(Exercise goal): Go through the entries below and pick out every line with "Наименование".

* START Data shown *

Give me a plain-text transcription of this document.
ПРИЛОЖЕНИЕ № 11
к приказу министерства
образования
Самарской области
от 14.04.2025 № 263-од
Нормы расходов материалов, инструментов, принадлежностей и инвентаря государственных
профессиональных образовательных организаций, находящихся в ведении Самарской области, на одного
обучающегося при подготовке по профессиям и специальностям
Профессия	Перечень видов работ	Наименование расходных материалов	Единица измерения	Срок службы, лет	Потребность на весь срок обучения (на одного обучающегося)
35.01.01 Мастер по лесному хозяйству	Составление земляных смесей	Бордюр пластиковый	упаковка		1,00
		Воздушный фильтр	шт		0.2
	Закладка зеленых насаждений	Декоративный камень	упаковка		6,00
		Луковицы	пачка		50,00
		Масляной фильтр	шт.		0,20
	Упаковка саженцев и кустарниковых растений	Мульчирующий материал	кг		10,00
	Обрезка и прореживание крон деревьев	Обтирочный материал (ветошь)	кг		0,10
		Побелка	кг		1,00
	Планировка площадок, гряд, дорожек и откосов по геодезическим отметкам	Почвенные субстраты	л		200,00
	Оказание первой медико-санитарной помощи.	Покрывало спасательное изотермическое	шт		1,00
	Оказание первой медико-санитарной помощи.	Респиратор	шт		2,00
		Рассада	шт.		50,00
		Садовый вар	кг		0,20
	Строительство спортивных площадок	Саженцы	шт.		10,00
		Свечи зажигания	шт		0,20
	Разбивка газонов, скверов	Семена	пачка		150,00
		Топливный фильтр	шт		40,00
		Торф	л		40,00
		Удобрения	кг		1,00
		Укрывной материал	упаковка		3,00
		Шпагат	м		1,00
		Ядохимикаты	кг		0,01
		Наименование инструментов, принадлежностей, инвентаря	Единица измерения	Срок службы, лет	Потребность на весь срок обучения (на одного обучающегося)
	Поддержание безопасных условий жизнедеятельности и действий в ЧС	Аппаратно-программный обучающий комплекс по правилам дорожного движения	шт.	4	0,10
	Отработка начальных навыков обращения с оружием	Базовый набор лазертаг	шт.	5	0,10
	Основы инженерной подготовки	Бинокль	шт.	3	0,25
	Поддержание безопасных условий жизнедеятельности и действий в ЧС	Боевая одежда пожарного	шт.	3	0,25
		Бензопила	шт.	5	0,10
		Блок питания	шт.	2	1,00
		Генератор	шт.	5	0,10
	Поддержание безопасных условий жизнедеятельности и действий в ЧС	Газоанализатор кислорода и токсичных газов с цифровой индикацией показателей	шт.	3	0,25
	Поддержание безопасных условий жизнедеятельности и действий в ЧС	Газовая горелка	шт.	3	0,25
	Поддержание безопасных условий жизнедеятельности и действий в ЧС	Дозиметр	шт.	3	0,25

* END Data shown *

(Answer):
Профессия	Перечень видов работ	Наименование расходных материалов	Единица измерения	Срок службы, лет	Потребность на весь срок обучения (на одного обучающегося)
		Наименование инструментов, принадлежностей, инвентаря	Единица измерения	Срок службы, лет	Потребность на весь срок обучения (на одного обучающегося)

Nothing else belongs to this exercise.